> [Entries]:
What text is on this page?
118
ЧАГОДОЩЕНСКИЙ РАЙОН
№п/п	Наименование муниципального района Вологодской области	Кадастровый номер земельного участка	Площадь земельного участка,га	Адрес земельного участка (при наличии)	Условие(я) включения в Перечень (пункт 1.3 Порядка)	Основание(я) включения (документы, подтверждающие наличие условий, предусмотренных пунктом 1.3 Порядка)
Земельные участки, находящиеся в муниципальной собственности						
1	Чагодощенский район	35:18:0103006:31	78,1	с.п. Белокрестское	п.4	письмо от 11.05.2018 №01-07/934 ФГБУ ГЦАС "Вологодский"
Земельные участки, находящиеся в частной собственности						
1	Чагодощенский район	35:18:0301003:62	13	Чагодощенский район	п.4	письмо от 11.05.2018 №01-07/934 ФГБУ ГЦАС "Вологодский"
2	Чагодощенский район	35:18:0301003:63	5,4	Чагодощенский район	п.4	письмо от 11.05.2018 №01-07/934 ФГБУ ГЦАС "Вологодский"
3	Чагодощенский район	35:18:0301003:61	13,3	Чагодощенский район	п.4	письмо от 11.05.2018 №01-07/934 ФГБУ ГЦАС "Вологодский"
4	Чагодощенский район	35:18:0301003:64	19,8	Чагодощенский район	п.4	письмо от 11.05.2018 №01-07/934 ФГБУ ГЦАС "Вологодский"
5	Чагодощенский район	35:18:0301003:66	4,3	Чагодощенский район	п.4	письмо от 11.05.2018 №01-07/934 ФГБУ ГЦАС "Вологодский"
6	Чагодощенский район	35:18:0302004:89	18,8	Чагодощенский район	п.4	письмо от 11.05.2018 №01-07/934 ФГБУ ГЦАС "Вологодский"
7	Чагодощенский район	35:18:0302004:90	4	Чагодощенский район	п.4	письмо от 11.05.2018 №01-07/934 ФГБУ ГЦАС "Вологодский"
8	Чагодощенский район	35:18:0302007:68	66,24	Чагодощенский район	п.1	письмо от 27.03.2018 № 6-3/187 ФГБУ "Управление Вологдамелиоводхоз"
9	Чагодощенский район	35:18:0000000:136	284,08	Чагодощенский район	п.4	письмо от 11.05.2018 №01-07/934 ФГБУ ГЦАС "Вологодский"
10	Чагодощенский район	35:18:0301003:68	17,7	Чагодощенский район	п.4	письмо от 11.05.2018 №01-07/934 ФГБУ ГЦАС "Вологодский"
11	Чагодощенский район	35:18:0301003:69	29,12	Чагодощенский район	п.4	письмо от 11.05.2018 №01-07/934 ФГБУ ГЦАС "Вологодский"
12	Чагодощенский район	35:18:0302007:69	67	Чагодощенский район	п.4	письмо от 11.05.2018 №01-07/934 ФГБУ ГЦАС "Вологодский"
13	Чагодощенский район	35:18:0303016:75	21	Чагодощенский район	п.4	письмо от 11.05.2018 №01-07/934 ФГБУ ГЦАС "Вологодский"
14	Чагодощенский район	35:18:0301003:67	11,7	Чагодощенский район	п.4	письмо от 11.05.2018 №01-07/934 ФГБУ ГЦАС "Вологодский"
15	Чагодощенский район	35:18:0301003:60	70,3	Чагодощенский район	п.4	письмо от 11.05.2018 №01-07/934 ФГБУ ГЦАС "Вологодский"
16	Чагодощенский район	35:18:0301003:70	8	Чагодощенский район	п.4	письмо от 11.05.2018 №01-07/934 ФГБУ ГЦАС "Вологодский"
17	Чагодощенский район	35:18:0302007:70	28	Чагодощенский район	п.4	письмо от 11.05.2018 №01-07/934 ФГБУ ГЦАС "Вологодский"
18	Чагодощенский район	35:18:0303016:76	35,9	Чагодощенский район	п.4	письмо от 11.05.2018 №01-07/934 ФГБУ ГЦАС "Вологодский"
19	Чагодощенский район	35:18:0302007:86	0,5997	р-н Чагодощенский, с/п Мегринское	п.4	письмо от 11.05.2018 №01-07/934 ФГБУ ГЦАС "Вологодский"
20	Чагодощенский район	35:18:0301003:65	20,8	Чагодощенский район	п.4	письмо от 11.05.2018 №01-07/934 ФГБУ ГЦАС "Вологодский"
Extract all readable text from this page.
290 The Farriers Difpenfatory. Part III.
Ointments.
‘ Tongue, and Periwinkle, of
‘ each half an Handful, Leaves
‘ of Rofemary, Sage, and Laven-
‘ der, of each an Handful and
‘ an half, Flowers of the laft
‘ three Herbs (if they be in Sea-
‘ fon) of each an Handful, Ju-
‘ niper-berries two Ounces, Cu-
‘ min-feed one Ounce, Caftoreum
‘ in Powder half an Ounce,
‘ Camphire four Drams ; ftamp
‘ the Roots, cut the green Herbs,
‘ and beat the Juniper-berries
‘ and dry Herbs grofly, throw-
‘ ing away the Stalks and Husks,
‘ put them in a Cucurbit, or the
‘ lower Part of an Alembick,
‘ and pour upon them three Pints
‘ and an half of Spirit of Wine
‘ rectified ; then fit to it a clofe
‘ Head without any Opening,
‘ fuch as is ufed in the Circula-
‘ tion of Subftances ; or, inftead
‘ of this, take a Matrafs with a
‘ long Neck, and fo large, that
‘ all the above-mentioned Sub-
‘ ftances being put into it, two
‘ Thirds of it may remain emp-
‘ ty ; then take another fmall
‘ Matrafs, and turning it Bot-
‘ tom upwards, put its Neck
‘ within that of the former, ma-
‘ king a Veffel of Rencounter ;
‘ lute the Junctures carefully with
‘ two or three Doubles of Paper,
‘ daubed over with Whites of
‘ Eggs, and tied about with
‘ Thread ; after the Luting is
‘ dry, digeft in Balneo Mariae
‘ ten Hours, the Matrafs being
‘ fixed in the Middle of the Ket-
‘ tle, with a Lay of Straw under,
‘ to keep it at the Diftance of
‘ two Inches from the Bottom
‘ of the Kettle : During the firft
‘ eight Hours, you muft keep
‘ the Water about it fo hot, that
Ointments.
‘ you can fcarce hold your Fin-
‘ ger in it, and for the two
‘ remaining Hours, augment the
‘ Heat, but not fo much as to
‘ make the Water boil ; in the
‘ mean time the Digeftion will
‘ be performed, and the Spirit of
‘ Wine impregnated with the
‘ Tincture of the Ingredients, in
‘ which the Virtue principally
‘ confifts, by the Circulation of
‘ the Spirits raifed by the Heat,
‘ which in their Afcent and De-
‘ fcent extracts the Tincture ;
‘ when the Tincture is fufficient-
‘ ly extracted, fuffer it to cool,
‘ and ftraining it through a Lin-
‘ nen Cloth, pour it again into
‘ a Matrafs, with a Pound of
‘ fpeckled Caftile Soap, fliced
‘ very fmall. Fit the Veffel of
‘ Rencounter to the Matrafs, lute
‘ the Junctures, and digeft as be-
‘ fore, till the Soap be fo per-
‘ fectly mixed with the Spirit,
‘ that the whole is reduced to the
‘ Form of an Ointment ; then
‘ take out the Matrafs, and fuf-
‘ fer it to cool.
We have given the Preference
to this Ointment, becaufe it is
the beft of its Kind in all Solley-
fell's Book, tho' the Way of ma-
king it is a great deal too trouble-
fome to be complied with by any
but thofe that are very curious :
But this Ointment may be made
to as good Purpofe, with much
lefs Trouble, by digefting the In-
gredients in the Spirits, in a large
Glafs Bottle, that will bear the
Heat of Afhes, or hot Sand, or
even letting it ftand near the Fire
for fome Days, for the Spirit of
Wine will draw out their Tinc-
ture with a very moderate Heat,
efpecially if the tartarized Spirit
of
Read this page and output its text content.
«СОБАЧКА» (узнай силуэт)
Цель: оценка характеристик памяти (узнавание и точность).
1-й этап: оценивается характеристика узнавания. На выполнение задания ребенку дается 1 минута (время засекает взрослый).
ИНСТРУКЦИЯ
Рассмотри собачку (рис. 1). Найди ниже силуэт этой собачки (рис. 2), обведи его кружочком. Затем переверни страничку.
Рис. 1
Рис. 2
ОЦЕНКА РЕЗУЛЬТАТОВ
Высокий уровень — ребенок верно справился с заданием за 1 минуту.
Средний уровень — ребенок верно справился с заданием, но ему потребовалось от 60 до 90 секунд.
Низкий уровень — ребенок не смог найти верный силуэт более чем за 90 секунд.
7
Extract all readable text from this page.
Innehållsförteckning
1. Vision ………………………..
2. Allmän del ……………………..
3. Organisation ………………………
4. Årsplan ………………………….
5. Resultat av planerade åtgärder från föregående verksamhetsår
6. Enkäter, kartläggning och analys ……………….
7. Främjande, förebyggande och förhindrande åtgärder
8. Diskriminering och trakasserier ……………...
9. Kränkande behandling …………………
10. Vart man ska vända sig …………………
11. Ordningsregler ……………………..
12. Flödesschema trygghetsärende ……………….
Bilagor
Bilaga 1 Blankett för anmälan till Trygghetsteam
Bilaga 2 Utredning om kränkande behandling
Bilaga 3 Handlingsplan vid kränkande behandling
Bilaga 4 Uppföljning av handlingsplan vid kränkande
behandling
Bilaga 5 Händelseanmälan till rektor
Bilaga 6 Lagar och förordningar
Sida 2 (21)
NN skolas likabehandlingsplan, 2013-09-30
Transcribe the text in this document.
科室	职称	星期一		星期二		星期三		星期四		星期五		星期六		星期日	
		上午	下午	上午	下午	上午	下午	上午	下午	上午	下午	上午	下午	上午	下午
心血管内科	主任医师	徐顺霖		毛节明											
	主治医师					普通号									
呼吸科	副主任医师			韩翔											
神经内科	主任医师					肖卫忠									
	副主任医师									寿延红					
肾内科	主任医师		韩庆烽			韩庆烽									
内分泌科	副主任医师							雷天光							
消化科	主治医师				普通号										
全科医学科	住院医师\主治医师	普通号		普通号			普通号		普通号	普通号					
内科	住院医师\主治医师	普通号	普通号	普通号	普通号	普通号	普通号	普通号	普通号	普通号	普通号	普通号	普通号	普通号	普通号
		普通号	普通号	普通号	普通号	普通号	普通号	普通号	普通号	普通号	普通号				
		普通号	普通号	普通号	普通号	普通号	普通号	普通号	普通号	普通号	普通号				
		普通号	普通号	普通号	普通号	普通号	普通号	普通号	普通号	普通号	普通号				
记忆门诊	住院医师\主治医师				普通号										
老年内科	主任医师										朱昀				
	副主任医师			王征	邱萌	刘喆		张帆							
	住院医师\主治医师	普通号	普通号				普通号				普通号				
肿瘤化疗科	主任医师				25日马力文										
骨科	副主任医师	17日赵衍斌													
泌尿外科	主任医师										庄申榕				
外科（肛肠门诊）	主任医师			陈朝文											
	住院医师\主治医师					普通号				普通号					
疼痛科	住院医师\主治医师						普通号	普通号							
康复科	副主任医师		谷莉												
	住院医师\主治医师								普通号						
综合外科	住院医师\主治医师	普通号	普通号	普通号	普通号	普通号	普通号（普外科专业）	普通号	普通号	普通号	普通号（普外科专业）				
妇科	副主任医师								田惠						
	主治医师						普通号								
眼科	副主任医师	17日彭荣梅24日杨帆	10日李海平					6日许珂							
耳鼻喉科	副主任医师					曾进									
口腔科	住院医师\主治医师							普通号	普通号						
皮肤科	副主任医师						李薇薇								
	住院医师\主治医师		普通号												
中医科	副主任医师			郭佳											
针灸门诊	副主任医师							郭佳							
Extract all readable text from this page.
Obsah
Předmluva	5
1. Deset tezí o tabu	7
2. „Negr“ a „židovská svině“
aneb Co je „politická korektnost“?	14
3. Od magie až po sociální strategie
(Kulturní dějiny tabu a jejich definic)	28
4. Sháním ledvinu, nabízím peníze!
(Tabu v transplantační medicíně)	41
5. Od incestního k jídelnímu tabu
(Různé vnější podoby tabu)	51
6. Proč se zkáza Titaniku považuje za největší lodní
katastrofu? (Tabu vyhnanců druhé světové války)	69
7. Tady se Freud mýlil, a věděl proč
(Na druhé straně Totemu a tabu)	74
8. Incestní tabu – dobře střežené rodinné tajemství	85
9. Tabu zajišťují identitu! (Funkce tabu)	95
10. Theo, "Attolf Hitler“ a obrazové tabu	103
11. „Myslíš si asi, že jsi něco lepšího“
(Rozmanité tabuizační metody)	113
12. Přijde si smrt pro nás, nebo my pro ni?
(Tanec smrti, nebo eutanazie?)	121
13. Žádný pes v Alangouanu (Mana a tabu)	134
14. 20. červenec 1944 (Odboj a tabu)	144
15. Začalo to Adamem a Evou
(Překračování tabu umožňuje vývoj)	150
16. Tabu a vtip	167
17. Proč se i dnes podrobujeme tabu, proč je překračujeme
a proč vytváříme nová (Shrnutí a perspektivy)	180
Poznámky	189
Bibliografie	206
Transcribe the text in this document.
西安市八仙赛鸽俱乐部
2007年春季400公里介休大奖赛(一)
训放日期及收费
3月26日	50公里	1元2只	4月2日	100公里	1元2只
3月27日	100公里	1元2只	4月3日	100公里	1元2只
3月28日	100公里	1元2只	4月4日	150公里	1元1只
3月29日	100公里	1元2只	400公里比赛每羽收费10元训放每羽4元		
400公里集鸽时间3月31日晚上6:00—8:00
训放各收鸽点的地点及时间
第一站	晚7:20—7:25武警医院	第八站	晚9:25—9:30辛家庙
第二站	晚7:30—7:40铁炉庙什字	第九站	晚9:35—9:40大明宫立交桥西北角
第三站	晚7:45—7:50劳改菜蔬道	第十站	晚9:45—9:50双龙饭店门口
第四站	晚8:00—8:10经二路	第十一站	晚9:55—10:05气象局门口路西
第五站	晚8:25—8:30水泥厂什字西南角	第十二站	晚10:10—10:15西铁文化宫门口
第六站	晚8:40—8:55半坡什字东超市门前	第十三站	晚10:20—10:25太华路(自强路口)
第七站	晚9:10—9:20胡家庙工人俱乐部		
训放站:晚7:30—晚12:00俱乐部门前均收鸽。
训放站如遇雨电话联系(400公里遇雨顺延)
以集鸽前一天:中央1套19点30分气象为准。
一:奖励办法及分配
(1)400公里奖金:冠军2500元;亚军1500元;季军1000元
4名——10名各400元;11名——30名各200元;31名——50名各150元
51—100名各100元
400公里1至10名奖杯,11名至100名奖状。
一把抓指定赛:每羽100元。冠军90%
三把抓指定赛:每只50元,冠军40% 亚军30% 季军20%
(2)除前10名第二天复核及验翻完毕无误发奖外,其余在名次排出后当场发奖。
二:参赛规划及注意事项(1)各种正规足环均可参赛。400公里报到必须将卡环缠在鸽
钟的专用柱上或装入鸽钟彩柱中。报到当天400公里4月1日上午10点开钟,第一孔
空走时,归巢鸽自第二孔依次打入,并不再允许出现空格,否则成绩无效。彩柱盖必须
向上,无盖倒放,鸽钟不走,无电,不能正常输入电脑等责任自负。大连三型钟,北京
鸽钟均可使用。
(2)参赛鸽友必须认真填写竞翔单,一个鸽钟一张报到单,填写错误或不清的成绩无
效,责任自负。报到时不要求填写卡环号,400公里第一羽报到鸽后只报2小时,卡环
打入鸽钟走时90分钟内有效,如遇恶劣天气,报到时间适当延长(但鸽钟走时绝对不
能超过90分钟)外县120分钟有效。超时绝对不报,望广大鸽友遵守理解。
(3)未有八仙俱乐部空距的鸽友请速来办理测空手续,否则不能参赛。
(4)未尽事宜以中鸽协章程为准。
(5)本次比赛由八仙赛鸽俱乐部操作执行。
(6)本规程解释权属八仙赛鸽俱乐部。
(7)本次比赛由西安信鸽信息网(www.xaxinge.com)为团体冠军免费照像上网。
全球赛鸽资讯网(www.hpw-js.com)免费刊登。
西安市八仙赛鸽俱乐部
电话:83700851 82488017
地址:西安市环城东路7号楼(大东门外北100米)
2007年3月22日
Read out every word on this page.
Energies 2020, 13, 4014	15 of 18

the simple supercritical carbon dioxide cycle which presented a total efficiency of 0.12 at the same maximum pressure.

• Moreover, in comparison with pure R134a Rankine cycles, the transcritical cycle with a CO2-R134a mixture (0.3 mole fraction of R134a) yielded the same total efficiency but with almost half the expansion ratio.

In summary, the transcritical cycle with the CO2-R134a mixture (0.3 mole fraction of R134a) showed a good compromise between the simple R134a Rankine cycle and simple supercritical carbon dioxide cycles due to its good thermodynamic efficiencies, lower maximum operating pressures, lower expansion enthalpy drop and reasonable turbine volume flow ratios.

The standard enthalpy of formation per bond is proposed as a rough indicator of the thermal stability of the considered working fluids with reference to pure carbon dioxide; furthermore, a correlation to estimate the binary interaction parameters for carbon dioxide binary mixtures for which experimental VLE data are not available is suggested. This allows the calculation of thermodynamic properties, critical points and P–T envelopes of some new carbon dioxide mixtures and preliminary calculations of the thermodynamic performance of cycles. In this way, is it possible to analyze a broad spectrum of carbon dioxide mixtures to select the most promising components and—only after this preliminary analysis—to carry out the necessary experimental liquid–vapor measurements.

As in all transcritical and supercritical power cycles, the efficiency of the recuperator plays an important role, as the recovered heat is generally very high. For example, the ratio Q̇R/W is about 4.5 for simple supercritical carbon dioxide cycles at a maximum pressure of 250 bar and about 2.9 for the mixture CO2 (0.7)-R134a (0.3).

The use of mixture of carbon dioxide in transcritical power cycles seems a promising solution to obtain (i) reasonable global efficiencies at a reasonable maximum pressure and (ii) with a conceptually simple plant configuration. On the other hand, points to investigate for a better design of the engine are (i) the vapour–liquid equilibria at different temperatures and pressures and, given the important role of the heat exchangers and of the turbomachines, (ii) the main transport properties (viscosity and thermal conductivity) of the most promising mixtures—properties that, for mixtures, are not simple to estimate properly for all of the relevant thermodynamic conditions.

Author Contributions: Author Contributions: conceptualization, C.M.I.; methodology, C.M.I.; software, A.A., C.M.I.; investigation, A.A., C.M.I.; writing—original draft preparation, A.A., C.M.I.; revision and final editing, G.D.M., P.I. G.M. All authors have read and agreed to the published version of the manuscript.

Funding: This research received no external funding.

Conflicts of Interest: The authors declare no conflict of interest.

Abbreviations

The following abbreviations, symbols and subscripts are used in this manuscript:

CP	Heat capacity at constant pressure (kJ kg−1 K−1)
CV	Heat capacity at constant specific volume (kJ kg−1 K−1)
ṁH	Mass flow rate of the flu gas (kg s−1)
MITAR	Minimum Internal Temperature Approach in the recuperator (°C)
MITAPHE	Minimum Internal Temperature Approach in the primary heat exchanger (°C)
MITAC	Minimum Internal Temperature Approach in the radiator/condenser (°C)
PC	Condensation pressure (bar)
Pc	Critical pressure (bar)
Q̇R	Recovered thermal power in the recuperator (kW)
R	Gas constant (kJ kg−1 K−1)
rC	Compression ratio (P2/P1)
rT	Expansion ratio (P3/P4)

> [Exercise aim]: Copy out every line holding the string "them".

> [Expected answer]:
‘ put them in a Cucurbit, or the
‘ and pour upon them three Pints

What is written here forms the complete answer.